REQUIRED TASK: From the records, pick out and copy each line containing "peak".

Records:
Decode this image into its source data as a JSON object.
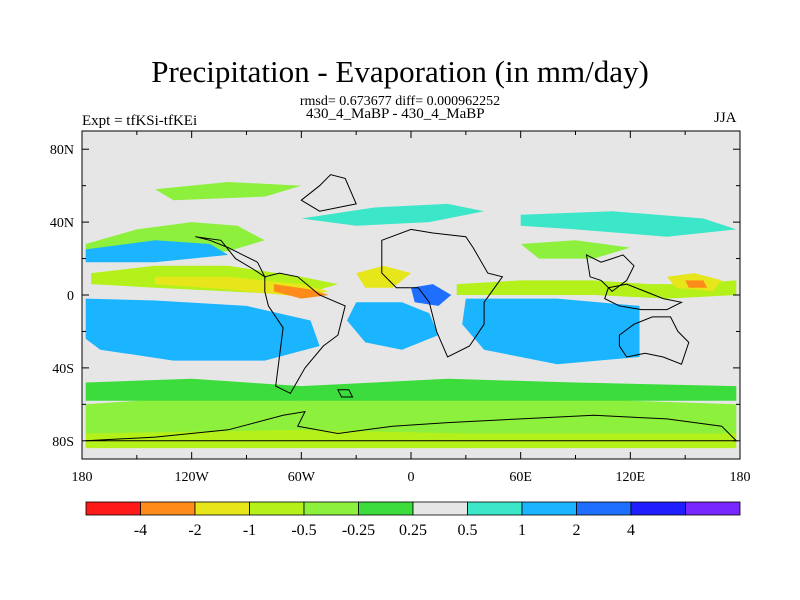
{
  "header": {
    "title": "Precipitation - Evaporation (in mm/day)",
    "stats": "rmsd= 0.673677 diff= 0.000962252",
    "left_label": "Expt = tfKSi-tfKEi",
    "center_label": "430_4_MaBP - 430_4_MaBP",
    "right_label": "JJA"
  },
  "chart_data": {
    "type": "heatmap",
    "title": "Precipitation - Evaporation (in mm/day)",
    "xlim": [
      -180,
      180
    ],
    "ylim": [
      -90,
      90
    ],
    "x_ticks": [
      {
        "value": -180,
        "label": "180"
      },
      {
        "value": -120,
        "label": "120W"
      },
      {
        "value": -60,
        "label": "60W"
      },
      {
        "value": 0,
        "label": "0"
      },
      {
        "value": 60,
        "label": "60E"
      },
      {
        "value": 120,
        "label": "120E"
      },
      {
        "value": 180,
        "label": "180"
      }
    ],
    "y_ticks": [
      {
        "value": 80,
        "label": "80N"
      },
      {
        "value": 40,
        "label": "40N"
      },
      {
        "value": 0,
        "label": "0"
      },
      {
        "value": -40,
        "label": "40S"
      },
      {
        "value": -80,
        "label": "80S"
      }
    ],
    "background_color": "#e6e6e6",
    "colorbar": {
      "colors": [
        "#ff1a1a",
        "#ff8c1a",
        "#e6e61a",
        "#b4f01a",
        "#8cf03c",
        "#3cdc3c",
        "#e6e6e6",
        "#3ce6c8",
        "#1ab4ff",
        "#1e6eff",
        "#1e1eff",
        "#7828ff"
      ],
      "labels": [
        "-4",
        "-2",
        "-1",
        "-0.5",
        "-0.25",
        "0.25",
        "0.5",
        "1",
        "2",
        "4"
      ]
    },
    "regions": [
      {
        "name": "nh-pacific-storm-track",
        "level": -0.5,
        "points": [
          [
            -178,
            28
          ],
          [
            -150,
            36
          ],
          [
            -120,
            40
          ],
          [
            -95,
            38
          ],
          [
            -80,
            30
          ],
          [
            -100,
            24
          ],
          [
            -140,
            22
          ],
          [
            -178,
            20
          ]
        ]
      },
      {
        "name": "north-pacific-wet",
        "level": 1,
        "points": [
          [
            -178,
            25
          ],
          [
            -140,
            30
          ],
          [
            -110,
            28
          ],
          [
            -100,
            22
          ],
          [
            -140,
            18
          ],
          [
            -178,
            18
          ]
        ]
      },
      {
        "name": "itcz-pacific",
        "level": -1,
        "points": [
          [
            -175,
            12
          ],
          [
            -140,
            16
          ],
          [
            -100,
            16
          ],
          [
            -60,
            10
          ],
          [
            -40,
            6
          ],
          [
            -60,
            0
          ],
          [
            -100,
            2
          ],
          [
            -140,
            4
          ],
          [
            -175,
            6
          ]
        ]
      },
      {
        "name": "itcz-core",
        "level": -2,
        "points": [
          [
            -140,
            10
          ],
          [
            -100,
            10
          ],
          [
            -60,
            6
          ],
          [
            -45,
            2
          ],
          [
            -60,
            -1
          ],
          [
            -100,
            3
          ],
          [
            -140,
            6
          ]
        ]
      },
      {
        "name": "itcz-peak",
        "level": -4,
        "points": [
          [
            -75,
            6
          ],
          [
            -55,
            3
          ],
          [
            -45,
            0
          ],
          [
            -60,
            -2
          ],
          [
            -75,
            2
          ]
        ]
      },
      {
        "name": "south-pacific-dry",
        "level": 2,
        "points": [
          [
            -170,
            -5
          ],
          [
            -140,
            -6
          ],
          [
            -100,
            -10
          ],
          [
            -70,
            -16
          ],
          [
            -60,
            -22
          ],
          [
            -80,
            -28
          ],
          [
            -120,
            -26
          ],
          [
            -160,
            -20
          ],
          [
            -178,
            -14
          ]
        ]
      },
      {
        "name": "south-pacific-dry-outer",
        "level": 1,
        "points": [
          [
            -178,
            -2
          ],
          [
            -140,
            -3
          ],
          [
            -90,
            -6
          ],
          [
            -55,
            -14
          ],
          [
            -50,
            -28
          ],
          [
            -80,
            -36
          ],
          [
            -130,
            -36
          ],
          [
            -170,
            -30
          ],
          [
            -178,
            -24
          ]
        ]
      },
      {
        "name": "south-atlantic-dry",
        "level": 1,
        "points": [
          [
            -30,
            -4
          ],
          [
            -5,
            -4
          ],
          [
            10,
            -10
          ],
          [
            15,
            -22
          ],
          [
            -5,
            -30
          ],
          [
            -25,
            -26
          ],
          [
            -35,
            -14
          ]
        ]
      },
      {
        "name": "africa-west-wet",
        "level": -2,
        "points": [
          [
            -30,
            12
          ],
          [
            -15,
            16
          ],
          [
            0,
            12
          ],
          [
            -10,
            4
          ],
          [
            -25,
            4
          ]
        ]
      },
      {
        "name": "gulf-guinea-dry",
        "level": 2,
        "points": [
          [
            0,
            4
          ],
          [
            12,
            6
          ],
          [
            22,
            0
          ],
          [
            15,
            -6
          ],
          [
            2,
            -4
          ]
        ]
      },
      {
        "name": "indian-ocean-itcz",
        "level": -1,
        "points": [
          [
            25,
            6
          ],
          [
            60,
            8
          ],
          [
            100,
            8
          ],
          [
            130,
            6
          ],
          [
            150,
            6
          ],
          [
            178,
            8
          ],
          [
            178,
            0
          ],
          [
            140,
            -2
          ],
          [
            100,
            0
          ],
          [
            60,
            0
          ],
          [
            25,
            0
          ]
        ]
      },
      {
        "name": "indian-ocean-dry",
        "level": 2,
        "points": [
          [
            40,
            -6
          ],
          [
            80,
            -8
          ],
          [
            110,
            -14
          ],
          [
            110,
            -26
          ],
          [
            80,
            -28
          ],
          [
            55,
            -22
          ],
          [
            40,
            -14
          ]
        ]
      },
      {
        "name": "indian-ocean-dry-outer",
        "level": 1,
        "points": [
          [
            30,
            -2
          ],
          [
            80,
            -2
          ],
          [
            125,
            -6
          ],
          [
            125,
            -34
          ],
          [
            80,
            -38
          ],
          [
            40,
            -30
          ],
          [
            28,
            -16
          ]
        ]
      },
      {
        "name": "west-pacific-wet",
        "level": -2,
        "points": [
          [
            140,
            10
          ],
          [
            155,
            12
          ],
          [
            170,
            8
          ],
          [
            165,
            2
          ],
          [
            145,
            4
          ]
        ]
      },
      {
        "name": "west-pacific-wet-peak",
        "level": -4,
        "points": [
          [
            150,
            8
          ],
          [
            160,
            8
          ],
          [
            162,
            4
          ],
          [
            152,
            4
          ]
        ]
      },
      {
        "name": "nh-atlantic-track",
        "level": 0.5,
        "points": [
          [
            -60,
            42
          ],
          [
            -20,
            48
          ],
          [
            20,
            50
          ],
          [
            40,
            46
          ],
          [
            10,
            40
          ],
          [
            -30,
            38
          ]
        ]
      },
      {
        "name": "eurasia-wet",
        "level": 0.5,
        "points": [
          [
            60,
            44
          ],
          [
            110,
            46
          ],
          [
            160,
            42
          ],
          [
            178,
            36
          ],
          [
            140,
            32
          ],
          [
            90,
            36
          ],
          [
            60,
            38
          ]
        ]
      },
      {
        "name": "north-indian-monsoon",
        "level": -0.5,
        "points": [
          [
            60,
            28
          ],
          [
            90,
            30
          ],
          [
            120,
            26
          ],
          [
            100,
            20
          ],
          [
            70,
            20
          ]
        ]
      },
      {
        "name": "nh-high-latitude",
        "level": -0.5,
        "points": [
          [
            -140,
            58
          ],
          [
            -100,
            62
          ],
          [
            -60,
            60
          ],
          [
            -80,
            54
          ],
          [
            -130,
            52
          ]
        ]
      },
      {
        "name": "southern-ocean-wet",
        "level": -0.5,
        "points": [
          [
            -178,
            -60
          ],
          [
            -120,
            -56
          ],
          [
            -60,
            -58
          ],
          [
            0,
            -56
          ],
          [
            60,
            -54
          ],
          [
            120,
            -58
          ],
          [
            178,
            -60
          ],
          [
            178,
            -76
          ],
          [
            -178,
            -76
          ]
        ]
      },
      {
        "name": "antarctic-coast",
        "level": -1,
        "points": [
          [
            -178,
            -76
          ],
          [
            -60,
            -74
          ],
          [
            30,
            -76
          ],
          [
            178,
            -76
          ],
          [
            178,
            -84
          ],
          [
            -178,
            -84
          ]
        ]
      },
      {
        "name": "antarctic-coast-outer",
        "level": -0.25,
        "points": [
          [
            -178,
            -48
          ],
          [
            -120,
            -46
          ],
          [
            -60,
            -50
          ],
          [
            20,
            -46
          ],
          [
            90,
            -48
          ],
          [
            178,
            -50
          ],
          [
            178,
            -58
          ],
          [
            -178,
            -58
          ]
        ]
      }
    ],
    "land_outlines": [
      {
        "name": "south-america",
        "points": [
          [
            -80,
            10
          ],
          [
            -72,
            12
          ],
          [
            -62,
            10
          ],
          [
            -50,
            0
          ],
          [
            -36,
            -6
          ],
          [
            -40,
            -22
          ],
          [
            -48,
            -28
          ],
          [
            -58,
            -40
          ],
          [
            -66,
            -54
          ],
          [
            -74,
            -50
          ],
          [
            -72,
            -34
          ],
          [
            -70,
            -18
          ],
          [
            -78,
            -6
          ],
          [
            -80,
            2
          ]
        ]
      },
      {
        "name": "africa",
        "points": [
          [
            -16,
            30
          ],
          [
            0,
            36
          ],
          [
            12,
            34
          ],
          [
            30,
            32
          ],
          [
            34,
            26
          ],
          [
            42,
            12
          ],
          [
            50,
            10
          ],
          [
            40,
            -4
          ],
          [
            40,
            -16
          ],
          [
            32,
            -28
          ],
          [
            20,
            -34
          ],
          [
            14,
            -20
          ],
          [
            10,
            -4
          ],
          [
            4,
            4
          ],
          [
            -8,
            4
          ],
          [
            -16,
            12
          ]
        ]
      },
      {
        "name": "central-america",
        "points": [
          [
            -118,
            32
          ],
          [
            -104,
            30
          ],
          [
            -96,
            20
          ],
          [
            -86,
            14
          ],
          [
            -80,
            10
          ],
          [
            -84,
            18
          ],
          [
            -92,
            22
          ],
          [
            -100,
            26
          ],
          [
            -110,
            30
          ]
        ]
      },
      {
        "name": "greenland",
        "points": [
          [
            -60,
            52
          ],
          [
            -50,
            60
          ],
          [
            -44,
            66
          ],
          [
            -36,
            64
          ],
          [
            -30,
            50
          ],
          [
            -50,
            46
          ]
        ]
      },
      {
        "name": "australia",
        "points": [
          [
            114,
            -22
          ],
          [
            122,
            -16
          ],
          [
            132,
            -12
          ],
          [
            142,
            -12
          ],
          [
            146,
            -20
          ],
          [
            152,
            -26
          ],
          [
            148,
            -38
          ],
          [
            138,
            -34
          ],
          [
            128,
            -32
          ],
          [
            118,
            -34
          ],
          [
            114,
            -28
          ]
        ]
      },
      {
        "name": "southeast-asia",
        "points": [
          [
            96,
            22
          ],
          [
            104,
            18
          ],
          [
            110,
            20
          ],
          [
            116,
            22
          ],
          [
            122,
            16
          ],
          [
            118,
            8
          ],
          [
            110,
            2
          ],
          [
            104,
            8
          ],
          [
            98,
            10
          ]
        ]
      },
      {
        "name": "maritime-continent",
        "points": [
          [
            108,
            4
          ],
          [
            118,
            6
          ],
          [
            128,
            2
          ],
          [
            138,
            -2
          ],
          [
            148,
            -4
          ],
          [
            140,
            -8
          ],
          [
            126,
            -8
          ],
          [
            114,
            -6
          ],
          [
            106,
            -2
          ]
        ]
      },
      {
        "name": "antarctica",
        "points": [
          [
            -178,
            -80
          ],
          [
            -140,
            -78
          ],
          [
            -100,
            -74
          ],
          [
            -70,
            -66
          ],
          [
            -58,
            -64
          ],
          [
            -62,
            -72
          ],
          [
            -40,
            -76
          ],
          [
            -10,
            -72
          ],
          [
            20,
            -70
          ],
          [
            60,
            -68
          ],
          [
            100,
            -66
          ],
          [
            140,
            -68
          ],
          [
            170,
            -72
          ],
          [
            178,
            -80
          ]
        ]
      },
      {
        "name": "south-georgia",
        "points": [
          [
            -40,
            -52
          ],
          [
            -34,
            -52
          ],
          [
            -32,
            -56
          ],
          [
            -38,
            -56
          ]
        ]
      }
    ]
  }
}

TASK ANSWER:
        "name": "itcz-peak",
        "name": "west-pacific-wet-peak",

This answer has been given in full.